What to work on =>
Restate the data exactly as given and keep the pictures out.

Extracts from a graphics dataset:
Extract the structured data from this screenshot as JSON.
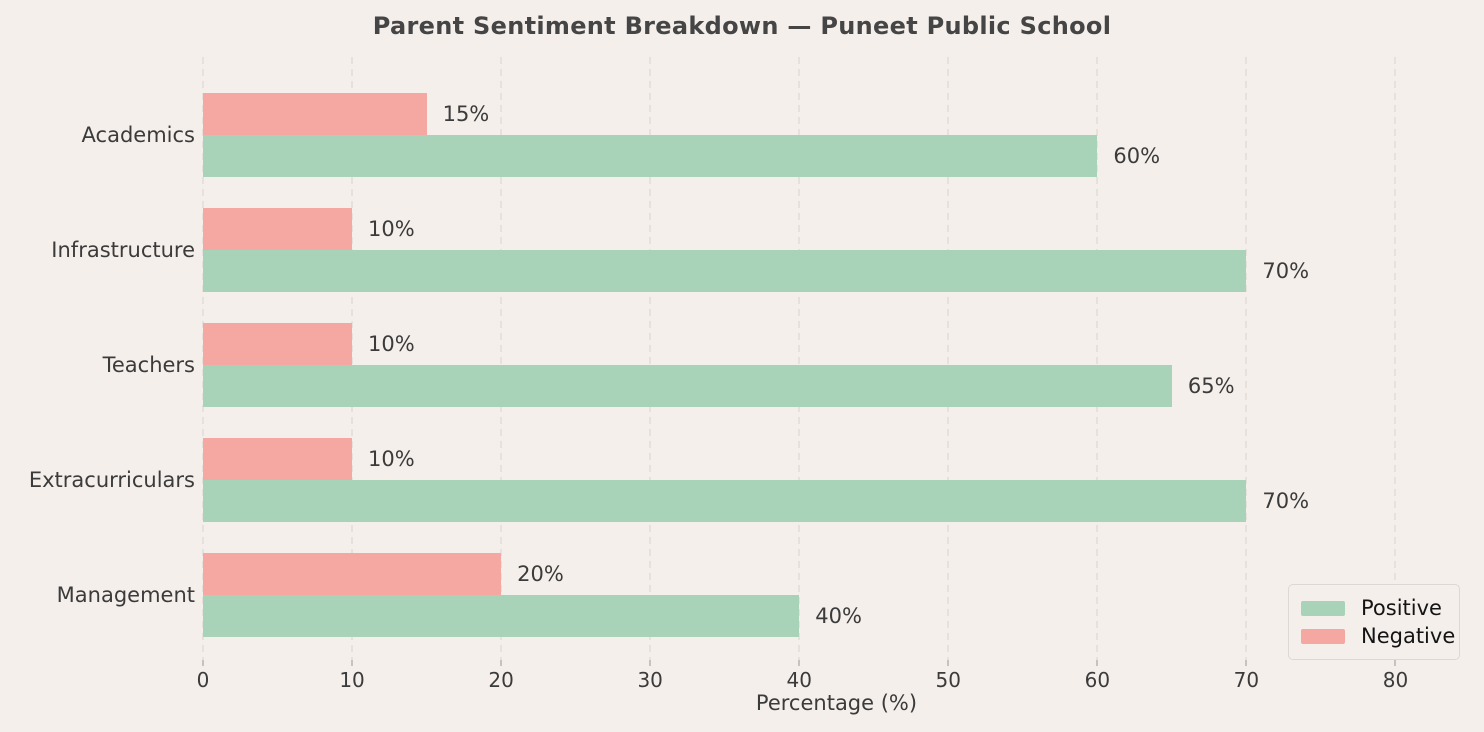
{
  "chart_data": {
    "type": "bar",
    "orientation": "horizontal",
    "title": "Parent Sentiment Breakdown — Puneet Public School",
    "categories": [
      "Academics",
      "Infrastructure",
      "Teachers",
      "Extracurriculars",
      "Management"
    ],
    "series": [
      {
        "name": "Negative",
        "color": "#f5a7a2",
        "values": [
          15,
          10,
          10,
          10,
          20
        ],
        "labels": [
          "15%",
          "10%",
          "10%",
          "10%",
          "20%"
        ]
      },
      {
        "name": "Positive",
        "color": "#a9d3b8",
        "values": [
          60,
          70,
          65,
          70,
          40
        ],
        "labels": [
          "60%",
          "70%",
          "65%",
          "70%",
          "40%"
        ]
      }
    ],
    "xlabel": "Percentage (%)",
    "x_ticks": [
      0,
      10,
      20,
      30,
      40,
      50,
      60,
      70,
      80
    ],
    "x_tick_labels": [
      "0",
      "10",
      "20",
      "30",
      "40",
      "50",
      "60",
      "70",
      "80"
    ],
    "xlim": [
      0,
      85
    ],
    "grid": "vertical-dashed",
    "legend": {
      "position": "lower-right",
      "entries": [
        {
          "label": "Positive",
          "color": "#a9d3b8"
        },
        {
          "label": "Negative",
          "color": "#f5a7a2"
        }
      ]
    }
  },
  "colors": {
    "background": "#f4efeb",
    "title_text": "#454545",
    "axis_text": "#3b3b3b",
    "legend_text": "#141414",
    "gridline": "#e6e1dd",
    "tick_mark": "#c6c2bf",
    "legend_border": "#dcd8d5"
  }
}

Output for this exercise =>
Extract the structured data from this screenshot as JSON.
{
  "chart_data": {
    "type": "bar",
    "orientation": "horizontal",
    "title": "Parent Sentiment Breakdown — Puneet Public School",
    "categories": [
      "Academics",
      "Infrastructure",
      "Teachers",
      "Extracurriculars",
      "Management"
    ],
    "series": [
      {
        "name": "Negative",
        "color": "#f5a7a2",
        "values": [
          15,
          10,
          10,
          10,
          20
        ],
        "labels": [
          "15%",
          "10%",
          "10%",
          "10%",
          "20%"
        ]
      },
      {
        "name": "Positive",
        "color": "#a9d3b8",
        "values": [
          60,
          70,
          65,
          70,
          40
        ],
        "labels": [
          "60%",
          "70%",
          "65%",
          "70%",
          "40%"
        ]
      }
    ],
    "xlabel": "Percentage (%)",
    "x_ticks": [
      0,
      10,
      20,
      30,
      40,
      50,
      60,
      70,
      80
    ],
    "x_tick_labels": [
      "0",
      "10",
      "20",
      "30",
      "40",
      "50",
      "60",
      "70",
      "80"
    ],
    "xlim": [
      0,
      85
    ],
    "grid": "vertical-dashed",
    "legend": {
      "position": "lower-right",
      "entries": [
        {
          "label": "Positive",
          "color": "#a9d3b8"
        },
        {
          "label": "Negative",
          "color": "#f5a7a2"
        }
      ]
    }
  },
  "colors": {
    "background": "#f4efeb",
    "title_text": "#454545",
    "axis_text": "#3b3b3b",
    "legend_text": "#141414",
    "gridline": "#e6e1dd",
    "tick_mark": "#c6c2bf",
    "legend_border": "#dcd8d5"
  }
}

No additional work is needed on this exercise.